§ **Request A**
From the first row through the row containing "236, 884, 266]", swap "slice-percent-label" for "percentage-label" and write out those rows again with nothing else altered.

§ **Quoted text**
------------------------------------------------------------

Various commercial applications may require a self erecting column. One application is for formation of structure to use in making a show, for example a play or concert. For example, a column may need to rise up out of the stage to raise either a performer or scenery or the like.

Self-erecting columns are known, including the Gala “spiral”, and the Serapid “link”. These devices, however, must be externally guided to prevent collapse.

Another self erecting column is the so called ribbon lift. This can be extended without guidance, but the rising may be slow and jerky; making it inappropriate for certain applications on stage such as applications where smooth operations are desirable.

SUMMARY

The present disclosure describes a new kind of where two different separately-stored parts come together to form a lift.

BRIEF DESCRIPTION OF THE DRAWINGS

In the Figures:

FIG. 1 shows the parts of a lift;

FIGS. 2 and 3 show how the parts fit in a box and then extend;

FIGS. 4 and 5 show an alternate embodiment;

FIG. 6 shows the sprockets in the alternate embodiment;

FIGS. 7-10 show the housing.

------------------------------------------------------------

§ **Available data**
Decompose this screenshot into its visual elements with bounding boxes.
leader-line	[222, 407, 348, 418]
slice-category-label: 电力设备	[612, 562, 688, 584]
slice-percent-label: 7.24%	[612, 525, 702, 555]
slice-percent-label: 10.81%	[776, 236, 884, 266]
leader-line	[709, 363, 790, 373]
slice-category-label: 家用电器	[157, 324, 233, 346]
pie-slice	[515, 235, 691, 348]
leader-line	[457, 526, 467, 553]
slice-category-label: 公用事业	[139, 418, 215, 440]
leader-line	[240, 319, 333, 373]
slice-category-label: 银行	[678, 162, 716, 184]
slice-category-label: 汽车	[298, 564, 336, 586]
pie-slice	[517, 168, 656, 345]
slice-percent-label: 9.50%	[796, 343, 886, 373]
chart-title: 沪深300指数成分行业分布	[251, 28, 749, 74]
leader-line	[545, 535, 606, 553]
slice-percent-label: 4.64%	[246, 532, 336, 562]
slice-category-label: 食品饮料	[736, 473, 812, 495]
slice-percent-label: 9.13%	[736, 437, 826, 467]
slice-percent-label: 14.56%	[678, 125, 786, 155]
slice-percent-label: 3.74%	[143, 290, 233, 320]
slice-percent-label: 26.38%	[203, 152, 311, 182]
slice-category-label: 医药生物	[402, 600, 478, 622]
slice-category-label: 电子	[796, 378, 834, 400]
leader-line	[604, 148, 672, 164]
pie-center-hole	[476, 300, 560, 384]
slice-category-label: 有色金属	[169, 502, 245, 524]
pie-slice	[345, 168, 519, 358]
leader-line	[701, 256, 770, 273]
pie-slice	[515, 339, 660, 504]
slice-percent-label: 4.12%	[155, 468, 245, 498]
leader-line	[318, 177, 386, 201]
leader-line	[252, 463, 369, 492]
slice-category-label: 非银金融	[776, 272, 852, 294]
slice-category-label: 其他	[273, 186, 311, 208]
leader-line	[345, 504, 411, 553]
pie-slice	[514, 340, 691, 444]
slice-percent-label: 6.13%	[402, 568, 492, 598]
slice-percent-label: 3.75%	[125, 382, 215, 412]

------------------------------------------------------------

§ **Request B**
Pick up the passage on self-erecting stage columns after its final line and write the next part.

§ **Answer A**
Decompose this screenshot into its visual elements with bounding boxes.
leader-line	[222, 407, 348, 418]
slice-category-label: 电力设备	[612, 562, 688, 584]
percentage-label: 7.24%	[612, 525, 702, 555]
percentage-label: 10.81%	[776, 236, 884, 266]

§ **Answer B**
DETAILED DESCRIPTION

The present application describes a new kind of lift in which the different parts of the lift fit together like a zipper, and once together, form a self-erecting column.

The lift is stored in its non-erected position, as two separate sections of parts. Each of the sections is arranged into a spiral. FIG. 2 shows the housing 200 with the spiral fit parts. The sections are extended from the housing box 200 to form a structural unit. For example, this mechanism may be capable of creating a freestanding, 20 foot tall structural column without the need for external guidance. The column is compact when stored, but yet structural when extended.

The embodiment shown in FIGS. 1 through 3.

FIG. 1 shows how a back-to-back pair of machined link sprocket chains interlock to form a rigid vertical column. When the links of the chain are individually held, they can be freely bent and pivoted relative to one another. However, the links of the chain include structure that interlocks with links on the other chain to form a rigid structure when extended.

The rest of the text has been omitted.